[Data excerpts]
##############################

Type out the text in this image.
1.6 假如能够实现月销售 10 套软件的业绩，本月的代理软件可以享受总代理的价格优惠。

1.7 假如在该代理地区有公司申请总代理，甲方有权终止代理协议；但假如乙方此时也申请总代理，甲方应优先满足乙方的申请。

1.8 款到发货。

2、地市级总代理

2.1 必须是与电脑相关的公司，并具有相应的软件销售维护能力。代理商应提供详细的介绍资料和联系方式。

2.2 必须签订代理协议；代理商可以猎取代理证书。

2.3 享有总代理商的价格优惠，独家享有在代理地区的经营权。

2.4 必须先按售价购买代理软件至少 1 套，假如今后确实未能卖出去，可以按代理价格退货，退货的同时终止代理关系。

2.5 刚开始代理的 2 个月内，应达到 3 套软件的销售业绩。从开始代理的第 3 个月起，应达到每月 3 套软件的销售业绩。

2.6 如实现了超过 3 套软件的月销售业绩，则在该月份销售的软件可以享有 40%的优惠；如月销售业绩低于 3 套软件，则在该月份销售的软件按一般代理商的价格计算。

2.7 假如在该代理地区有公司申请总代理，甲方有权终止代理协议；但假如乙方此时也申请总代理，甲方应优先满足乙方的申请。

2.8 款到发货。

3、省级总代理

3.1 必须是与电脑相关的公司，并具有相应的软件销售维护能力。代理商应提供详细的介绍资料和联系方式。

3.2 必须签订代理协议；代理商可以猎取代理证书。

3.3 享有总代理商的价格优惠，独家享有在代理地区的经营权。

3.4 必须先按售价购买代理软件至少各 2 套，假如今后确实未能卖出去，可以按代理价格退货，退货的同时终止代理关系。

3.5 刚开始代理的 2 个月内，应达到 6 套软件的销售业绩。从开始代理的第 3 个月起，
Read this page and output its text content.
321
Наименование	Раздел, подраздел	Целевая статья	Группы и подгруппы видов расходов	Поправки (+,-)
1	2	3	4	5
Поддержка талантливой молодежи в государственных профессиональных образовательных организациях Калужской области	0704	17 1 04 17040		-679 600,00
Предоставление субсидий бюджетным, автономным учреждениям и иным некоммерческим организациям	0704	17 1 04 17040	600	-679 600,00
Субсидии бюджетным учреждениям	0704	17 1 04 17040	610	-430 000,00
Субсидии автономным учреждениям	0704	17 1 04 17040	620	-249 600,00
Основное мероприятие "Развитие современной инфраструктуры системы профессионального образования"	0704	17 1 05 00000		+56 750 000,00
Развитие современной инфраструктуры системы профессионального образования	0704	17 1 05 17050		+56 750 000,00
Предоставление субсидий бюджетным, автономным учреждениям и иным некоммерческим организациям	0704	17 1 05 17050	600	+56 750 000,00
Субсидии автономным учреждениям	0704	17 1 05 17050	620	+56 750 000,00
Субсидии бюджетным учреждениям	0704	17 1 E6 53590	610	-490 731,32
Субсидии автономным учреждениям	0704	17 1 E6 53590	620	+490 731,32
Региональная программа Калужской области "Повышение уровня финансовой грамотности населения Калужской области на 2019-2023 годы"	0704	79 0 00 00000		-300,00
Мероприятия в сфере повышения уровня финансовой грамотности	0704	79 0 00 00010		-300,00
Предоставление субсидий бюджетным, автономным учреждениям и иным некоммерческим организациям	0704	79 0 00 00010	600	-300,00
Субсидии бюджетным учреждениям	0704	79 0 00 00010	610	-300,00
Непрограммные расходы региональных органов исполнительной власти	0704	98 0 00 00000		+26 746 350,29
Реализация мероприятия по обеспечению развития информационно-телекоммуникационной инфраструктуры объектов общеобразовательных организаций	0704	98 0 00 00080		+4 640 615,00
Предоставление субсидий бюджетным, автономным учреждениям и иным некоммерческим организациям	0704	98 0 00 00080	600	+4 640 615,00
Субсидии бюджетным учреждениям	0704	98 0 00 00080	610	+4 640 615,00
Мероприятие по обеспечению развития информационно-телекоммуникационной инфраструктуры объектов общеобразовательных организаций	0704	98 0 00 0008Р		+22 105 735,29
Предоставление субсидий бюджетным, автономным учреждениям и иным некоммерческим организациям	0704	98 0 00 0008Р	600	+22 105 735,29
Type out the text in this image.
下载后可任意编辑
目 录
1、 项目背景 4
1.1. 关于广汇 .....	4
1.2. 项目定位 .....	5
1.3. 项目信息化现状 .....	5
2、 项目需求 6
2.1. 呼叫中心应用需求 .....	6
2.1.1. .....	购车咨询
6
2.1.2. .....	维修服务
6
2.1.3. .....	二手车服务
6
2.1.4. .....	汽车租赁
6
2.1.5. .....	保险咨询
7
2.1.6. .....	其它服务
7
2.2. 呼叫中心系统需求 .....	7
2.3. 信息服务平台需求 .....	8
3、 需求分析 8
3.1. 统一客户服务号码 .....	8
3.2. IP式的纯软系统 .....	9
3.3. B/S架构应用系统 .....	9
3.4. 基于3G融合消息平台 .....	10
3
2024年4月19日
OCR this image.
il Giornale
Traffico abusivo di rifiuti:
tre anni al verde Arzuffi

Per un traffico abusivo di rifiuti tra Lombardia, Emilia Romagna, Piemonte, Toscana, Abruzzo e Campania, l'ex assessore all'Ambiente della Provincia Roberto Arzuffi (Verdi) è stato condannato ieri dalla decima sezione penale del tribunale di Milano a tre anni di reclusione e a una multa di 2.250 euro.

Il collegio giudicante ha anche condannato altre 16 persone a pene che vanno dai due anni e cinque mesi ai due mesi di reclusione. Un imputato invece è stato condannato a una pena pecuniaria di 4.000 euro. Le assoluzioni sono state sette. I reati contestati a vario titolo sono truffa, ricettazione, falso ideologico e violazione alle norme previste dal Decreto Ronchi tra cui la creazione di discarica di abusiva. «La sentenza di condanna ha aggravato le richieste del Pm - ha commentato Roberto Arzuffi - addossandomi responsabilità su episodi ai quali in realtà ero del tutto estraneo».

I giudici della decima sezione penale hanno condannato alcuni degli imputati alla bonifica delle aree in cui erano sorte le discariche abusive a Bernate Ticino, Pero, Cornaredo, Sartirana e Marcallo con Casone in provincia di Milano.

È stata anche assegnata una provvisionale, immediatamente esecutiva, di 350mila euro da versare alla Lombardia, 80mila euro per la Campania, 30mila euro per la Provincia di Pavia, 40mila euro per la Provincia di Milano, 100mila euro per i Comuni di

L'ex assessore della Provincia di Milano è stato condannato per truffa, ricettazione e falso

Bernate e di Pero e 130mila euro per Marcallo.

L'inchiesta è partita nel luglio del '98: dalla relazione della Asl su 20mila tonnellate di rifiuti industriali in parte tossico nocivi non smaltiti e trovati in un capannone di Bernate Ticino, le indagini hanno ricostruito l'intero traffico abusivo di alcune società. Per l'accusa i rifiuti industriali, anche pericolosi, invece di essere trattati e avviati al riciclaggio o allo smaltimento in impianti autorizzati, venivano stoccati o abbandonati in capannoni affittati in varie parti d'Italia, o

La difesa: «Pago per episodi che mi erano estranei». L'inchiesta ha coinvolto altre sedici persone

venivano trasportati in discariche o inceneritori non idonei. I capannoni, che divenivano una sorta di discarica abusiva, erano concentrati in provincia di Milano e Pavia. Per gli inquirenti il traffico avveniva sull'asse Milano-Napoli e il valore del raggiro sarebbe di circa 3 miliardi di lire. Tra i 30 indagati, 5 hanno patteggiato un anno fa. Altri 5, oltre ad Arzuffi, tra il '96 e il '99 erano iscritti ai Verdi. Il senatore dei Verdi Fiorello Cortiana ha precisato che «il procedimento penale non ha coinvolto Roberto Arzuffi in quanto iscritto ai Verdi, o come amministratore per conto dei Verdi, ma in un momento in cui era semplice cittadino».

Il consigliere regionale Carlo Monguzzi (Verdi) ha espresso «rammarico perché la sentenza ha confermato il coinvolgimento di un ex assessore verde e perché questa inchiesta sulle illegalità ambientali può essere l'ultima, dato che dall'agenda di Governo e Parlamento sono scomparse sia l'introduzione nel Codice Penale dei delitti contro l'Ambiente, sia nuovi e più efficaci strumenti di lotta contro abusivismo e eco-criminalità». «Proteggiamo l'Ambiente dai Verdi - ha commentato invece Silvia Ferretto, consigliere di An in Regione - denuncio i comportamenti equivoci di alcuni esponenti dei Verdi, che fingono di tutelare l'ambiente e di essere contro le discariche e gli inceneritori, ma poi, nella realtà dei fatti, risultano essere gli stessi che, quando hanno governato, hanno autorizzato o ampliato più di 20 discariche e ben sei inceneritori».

##############################

## Short exercise
Filter out all lines lacking the word "甲方应优先满足乙方的申请" and copy the rest.

## Correct result
1.7 假如在该代理地区有公司申请总代理，甲方有权终止代理协议；但假如乙方此时也申请总代理，甲方应优先满足乙方的申请。
2.7 假如在该代理地区有公司申请总代理，甲方有权终止代理协议；但假如乙方此时也申请总代理，甲方应优先满足乙方的申请。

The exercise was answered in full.